[Text excerpt Boundary: Start]

Qurratulain Hyder : biography

January 20, 1928 – August 21, 2007

Qurratulain Hyder ( January 20, 1928 – August 21, 2007) was an influential Indian Urdu novelist and short story writer, an academic, and a journalist. One of the most outstanding literary names in Urdu literature, she is most known for her magnum opus, Aag Ka Darya (River of Fire), a novel first published in Urdu in 1959, from Lahore, Pakistan, that stretches from the 4th century BC to post partition of India.Jnanpith, p. 42 Popularly known as "Ainee Apa" among her friends and admirers, she was the daughter of writer and pioneers of Urdu short story writing Sajjad Haidar Yildarim (1880–1943). Her mother, Nazar Zahra, who wrote at first as Bint-i-Nazrul Baqar and later as Nazar Sajjad Hyder (1894–1967), was also a novelist and protegee of Muhammadi Begam and her husband Syed Mumtaz Ali, who published her first novel.

She received the 1967 Sahitya Akademi Award in Urdu for Patjhar Ki Awaz (Short stories), 1989 Jnanpith Award for Akhire Shab Ke Humsafar, and the highest award of the Sahitya Akademi, India’s National Academy of Letters, the Sahitya Akademi Fellowship in 1994. She also received the Padma Bhushan from the Government of India in 2005.

Death

Qurratulain Hyder died in a NOIDA hospital, near New Delhi, India on August 21, 2007 after a protracted lung illness. She has been buried in the Jamia Millia Islamia cemetery, New Delhi.

Her death has been condoled by the President and Prime Minister of India, and Chief Minister of her home state Uttar Pradesh.

Critics

It is believed that due to her high stature in social circles no criticism about her vision emerged although she was not infallible. Eminent Urdu novelist Paigham Afaqui has pointed out in his well appreciated article ‘Aag Ka Darya – chand sawalat’ that because she wrote Aag Ka Darya at an early age and because she was encircled by those who did not stay back in India at the time of partition she could not appreciate the point of view of those who did not migrate. After this article of Paigham Afaqui, she indeed reviewed such content and deleted in the English translation of the novel.

[Text excerpt Boundary: End]
[Supplied records Boundary: Start]

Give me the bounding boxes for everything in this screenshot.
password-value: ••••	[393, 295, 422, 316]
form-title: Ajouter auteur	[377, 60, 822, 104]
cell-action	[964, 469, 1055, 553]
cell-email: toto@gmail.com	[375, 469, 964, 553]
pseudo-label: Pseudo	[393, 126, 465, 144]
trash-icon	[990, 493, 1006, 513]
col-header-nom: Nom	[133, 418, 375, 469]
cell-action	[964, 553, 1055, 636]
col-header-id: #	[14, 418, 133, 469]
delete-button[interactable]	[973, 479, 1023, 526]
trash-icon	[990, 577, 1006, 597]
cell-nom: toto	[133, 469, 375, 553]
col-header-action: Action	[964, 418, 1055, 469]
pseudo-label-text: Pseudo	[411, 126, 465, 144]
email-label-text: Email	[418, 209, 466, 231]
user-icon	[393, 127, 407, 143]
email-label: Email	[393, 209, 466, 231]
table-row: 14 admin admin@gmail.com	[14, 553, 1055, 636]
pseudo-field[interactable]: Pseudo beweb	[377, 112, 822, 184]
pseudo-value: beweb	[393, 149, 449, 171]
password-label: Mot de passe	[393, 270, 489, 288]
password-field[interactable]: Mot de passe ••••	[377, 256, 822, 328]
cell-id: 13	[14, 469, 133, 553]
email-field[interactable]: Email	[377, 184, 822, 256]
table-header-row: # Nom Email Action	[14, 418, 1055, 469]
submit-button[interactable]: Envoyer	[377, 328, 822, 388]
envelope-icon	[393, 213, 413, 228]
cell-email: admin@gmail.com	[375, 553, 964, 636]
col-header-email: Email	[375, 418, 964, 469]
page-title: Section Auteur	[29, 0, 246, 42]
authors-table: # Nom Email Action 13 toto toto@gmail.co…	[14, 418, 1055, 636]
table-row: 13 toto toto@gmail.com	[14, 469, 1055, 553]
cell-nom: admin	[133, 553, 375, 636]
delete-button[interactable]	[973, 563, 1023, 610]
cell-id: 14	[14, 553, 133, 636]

[Supplied records Boundary: End]

* **Task item**
Print the part of the Qurratulain Hyder biography starting with "Qurratulain Hyder : biography" and going on through "her first novel.". The records have nothing to do with this.

* **Task result**
Qurratulain Hyder : biography

January 20, 1928 – August 21, 2007

Qurratulain Hyder ( January 20, 1928 – August 21, 2007) was an influential Indian Urdu novelist and short story writer, an academic, and a journalist. One of the most outstanding literary names in Urdu literature, she is most known for her magnum opus, Aag Ka Darya (River of Fire), a novel first published in Urdu in 1959, from Lahore, Pakistan, that stretches from the 4th century BC to post partition of India.Jnanpith, p. 42 Popularly known as "Ainee Apa" among her friends and admirers, she was the daughter of writer and pioneers of Urdu short story writing Sajjad Haidar Yildarim (1880–1943). Her mother, Nazar Zahra, who wrote at first as Bint-i-Nazrul Baqar and later as Nazar Sajjad Hyder (1894–1967), was also a novelist and protegee of Muhammadi Begam and her husband Syed Mumtaz Ali, who published her first novel.